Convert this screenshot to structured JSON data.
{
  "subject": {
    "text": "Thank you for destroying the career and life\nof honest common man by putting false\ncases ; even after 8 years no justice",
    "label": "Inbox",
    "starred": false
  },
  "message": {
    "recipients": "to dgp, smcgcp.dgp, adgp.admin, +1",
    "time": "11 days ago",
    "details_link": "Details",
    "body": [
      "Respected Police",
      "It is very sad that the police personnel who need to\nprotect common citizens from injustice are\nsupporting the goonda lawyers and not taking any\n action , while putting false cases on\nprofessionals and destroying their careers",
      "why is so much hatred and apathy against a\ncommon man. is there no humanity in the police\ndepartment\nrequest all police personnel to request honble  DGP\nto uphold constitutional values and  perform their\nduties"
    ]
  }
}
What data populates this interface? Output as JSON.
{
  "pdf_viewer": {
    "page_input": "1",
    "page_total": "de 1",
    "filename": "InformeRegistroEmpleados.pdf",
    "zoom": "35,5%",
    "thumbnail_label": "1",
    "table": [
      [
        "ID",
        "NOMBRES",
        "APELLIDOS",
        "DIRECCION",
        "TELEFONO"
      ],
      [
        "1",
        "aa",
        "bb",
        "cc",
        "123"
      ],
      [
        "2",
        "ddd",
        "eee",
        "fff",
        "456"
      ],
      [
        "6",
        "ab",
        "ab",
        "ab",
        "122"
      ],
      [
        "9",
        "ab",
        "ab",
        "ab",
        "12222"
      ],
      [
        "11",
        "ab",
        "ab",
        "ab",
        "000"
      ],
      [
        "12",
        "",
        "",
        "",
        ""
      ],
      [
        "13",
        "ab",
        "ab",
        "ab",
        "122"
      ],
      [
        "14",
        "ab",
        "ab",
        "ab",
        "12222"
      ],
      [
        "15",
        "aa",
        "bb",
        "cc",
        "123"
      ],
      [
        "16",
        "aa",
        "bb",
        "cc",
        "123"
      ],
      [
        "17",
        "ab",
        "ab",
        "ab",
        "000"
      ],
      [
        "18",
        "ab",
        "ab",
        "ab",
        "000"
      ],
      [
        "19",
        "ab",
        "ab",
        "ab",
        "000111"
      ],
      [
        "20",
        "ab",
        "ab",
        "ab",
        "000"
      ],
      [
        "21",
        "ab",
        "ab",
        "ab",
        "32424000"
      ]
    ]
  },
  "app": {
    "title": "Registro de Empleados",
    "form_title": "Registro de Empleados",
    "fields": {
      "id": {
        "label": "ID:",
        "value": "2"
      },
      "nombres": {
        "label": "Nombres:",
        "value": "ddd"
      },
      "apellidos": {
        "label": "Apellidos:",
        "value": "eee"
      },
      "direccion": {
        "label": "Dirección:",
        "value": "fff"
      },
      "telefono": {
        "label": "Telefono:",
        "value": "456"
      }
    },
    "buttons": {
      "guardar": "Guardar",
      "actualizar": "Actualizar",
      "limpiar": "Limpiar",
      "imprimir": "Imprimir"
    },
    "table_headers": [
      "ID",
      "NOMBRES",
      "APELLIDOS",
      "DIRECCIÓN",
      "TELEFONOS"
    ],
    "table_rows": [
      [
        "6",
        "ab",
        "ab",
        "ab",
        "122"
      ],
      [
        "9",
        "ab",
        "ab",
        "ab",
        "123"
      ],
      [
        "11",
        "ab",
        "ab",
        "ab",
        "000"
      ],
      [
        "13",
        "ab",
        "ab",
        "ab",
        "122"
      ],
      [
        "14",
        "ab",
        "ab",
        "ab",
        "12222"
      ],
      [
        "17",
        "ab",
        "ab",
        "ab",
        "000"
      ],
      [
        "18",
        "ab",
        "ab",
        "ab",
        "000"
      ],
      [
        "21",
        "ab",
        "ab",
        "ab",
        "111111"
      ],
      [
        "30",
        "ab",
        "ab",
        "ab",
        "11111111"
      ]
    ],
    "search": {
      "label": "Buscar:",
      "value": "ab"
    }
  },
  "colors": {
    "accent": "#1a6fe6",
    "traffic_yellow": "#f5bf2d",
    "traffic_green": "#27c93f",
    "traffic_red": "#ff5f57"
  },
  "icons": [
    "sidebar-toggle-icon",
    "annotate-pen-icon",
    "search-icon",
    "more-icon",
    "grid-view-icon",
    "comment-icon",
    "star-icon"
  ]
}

## Requirement
Say how many lines of the material contain the word "false", with no other text.

## Problem solution
3